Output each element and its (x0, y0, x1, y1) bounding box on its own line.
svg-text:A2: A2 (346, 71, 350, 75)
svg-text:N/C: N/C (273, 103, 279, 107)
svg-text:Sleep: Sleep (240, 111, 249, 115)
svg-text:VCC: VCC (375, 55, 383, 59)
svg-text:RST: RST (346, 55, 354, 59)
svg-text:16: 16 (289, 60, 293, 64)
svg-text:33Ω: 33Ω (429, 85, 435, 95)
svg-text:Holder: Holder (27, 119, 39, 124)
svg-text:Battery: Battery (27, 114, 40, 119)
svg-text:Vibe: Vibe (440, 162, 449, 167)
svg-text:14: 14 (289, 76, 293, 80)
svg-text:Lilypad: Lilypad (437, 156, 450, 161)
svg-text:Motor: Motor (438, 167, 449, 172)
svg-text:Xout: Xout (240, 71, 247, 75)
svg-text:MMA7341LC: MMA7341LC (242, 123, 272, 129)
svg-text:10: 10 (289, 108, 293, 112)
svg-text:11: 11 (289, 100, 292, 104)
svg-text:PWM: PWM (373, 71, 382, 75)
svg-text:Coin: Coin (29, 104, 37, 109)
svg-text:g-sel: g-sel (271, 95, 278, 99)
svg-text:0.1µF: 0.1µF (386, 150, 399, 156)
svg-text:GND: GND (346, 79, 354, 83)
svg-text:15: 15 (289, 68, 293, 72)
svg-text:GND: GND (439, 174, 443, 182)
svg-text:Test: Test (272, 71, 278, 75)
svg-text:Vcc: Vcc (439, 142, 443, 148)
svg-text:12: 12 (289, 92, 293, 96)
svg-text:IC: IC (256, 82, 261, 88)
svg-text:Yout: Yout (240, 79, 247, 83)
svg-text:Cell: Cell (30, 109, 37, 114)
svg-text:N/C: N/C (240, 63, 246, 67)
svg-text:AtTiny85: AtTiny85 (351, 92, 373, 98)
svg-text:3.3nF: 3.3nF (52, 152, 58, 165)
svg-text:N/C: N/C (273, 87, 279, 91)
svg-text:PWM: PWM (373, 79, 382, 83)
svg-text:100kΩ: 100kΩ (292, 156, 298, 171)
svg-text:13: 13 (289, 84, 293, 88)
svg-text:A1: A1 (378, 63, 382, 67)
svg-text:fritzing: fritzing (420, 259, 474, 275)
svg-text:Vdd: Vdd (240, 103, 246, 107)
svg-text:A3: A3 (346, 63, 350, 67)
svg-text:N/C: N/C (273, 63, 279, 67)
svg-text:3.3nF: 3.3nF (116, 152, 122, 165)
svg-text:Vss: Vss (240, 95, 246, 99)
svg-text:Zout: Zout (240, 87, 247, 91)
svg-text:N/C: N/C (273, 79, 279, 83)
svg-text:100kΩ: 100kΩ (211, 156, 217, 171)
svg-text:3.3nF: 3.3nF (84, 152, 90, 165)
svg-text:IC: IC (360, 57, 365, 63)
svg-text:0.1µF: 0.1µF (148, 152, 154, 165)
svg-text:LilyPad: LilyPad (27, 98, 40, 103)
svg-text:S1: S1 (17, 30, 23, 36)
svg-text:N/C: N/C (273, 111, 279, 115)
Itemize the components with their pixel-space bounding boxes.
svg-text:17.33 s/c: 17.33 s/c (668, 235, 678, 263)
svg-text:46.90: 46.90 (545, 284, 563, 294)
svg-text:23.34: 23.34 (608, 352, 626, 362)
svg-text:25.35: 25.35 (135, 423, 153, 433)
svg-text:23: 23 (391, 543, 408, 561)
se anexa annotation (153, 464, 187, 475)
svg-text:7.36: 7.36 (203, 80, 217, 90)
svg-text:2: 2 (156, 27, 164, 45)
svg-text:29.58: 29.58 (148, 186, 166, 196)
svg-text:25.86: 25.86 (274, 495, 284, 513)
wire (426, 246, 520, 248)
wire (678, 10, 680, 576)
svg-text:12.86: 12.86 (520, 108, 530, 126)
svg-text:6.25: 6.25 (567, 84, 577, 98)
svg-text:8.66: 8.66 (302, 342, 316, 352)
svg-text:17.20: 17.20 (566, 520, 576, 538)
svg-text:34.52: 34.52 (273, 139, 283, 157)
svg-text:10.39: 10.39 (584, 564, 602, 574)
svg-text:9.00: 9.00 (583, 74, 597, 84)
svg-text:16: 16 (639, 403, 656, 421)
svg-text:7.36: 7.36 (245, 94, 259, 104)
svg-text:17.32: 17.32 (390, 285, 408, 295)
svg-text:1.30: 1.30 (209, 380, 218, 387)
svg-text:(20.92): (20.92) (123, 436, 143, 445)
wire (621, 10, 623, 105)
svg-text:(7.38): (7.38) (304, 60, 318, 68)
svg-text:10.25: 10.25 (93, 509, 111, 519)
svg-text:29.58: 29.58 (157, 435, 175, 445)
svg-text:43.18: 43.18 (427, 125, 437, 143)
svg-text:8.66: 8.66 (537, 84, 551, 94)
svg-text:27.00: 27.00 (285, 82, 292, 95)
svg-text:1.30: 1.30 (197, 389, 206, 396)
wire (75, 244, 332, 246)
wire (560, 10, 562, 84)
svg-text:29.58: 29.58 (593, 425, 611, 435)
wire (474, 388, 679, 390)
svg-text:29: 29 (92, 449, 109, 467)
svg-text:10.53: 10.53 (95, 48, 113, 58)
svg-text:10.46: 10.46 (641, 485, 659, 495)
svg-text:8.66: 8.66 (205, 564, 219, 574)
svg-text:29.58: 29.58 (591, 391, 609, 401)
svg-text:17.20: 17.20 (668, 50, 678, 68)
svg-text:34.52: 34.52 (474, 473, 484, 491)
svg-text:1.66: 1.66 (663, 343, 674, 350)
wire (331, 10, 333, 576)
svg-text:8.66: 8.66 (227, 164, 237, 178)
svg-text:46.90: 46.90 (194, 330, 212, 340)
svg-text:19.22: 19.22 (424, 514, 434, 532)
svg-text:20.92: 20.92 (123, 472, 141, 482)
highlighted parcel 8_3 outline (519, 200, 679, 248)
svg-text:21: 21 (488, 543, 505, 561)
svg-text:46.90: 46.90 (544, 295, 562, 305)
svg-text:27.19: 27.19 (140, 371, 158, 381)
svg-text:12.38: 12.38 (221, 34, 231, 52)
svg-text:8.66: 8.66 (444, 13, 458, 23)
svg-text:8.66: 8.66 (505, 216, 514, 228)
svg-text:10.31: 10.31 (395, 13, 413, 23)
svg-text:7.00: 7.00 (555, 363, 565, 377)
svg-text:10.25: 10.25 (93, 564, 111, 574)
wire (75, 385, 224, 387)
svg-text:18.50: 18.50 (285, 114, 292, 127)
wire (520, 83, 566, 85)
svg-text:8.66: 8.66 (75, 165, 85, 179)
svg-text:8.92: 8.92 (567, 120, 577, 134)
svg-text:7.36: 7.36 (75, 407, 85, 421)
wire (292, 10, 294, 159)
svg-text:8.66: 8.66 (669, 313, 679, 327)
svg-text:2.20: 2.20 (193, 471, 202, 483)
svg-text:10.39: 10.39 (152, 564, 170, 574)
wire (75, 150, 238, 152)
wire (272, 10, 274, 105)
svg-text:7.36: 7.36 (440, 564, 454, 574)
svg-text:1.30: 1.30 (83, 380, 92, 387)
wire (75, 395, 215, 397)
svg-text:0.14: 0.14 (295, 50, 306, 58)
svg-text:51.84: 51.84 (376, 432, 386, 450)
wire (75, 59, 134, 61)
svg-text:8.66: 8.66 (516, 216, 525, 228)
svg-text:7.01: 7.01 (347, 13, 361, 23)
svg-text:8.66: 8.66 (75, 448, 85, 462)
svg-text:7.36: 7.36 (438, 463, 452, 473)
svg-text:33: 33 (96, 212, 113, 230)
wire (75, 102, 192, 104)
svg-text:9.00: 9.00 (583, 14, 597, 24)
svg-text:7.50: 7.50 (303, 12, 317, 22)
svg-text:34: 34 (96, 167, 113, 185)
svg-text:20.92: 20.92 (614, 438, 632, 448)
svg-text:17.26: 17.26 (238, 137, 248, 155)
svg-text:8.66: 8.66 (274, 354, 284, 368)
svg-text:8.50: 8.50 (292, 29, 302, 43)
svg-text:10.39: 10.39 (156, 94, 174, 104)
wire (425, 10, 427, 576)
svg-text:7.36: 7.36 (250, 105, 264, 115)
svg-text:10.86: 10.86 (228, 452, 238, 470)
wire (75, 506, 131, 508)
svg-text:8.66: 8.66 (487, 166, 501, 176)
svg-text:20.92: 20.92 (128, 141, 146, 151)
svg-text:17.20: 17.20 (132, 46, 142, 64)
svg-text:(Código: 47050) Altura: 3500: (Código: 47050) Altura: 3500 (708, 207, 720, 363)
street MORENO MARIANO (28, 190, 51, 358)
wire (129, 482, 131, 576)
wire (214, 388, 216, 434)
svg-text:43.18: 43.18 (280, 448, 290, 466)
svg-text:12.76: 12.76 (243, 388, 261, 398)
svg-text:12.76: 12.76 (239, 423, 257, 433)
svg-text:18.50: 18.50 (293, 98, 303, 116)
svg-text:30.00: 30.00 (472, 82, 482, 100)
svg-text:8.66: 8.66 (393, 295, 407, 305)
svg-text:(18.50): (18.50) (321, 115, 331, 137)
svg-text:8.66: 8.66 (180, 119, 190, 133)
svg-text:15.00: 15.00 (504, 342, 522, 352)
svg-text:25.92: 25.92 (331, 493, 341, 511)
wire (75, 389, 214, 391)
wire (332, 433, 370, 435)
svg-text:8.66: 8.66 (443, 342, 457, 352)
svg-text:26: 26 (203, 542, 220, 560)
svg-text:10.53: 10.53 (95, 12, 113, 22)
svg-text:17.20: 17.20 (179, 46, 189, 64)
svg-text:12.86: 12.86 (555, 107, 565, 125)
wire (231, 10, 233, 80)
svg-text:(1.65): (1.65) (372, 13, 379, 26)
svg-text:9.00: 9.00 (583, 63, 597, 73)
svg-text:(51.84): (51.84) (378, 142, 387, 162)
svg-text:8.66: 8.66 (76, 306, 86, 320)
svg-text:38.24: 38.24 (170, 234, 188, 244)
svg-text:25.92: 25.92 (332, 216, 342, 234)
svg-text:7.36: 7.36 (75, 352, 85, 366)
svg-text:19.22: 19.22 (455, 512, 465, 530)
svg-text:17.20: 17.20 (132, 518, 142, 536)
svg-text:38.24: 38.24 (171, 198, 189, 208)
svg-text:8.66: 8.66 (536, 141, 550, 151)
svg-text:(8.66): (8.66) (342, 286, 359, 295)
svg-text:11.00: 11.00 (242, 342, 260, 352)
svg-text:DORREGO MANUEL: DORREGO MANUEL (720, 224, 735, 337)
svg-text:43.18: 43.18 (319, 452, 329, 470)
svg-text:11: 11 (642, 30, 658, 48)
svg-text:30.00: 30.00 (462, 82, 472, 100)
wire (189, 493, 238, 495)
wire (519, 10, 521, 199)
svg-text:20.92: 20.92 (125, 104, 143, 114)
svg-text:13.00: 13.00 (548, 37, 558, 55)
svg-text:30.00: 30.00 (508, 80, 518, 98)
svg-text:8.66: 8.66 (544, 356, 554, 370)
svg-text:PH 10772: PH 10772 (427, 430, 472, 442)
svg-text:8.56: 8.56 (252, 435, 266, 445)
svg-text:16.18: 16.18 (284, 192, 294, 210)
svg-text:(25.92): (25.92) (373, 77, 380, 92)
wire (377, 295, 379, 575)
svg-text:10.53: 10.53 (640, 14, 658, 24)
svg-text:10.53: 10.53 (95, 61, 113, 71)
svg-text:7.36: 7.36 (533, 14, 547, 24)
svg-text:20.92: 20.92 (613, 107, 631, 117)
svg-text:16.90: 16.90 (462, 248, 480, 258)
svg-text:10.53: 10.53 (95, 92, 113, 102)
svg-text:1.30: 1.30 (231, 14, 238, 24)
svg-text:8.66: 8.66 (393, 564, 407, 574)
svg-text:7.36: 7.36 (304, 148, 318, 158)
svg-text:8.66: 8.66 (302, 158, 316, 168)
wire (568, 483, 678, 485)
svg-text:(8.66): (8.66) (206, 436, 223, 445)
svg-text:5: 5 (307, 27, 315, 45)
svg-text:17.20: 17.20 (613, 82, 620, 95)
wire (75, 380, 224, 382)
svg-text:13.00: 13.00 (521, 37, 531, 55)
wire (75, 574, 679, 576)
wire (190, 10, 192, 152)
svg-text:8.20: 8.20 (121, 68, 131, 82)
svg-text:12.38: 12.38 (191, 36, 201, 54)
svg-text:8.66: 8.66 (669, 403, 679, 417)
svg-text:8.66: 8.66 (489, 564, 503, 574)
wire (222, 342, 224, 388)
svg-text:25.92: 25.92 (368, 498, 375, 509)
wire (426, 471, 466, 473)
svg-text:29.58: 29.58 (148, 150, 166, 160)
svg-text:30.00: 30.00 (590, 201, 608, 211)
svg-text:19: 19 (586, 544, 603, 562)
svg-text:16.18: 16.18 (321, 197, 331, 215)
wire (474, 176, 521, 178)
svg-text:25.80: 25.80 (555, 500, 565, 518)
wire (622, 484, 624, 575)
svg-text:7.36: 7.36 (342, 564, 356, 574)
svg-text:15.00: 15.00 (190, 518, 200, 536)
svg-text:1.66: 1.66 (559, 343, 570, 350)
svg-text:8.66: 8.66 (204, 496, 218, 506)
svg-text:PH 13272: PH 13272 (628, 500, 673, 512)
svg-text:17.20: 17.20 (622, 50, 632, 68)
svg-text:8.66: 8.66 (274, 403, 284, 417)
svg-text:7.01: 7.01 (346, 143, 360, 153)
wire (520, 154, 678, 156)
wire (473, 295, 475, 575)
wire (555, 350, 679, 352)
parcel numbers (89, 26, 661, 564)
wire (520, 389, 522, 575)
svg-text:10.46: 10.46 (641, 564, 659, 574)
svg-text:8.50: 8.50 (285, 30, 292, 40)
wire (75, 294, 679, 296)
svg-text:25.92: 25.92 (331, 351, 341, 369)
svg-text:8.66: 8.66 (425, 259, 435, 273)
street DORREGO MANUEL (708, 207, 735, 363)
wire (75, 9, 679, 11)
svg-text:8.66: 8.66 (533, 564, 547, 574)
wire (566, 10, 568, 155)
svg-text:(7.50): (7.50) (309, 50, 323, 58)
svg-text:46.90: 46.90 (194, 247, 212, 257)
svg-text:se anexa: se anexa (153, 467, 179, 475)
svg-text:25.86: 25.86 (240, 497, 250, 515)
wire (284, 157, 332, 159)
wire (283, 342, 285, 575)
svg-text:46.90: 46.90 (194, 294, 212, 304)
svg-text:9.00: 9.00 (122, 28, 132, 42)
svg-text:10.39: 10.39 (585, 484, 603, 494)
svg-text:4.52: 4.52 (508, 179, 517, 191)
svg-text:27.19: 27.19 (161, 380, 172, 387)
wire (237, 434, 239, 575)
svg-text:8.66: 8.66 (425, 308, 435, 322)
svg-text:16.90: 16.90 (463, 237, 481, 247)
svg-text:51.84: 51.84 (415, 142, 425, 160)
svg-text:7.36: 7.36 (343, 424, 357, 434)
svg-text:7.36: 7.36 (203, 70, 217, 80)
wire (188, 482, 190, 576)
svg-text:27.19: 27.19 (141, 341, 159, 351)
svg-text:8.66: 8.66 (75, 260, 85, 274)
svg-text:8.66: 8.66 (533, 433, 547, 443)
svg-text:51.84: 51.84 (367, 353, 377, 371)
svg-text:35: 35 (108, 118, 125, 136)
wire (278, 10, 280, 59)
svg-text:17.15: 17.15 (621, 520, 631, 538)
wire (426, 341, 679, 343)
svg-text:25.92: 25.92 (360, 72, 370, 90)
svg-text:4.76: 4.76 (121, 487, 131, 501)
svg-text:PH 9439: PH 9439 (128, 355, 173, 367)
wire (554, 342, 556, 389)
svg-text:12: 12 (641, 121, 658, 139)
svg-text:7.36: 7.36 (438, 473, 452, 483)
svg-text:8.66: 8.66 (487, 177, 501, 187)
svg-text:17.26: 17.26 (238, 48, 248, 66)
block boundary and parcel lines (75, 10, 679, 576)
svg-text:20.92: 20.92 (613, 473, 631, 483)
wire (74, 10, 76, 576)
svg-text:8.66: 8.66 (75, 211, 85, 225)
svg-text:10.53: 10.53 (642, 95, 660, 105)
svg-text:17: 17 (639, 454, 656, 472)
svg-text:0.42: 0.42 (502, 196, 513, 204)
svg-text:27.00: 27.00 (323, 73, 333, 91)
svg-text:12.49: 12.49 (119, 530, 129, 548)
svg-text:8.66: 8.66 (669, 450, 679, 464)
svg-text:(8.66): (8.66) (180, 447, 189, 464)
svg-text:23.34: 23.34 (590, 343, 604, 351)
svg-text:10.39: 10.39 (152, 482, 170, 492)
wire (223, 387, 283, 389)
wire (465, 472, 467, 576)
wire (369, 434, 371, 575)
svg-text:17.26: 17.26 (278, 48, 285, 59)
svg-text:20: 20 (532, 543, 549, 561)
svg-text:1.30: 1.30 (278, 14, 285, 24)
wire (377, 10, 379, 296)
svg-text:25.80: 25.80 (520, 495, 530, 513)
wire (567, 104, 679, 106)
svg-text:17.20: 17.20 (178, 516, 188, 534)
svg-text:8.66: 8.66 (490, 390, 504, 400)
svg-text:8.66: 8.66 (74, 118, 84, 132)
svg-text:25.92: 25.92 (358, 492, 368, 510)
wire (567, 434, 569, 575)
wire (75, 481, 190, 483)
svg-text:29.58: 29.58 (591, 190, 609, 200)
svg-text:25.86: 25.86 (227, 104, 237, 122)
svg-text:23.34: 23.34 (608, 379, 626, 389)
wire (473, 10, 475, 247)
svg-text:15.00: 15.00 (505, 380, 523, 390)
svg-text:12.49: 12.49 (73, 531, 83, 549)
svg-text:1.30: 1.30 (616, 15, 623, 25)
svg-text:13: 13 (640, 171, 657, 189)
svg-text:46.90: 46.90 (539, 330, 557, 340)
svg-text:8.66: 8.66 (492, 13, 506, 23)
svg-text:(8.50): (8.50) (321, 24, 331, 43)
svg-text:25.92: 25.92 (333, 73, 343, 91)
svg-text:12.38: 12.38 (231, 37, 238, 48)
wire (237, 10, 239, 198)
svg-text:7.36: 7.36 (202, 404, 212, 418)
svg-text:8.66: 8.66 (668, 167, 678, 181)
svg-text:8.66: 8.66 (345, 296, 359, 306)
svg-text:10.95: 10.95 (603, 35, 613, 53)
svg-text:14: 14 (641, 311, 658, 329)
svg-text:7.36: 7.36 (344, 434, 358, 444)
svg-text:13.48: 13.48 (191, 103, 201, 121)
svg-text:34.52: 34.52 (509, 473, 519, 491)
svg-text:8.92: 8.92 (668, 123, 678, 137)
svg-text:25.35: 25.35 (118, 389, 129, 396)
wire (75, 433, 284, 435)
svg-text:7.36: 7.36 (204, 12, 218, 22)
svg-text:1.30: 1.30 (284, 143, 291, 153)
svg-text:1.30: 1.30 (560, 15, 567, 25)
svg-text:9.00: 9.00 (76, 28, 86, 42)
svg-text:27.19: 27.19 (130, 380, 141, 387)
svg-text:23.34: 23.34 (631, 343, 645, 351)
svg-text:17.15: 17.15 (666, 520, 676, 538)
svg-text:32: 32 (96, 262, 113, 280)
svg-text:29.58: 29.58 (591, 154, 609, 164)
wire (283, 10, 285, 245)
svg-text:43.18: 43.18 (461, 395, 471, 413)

[The problem]
Echo the records line for line, starting at the first line and ending with the line that contains "svg-text:Battery: Battery (27, 114, 40, 119)", both included.

[Response to this task]
Output each element and its (x0, y0, x1, y1) bounding box on its own line.
svg-text:A2: A2 (346, 71, 350, 75)
svg-text:N/C: N/C (273, 103, 279, 107)
svg-text:Sleep: Sleep (240, 111, 249, 115)
svg-text:VCC: VCC (375, 55, 383, 59)
svg-text:RST: RST (346, 55, 354, 59)
svg-text:16: 16 (289, 60, 293, 64)
svg-text:33Ω: 33Ω (429, 85, 435, 95)
svg-text:Holder: Holder (27, 119, 39, 124)
svg-text:Battery: Battery (27, 114, 40, 119)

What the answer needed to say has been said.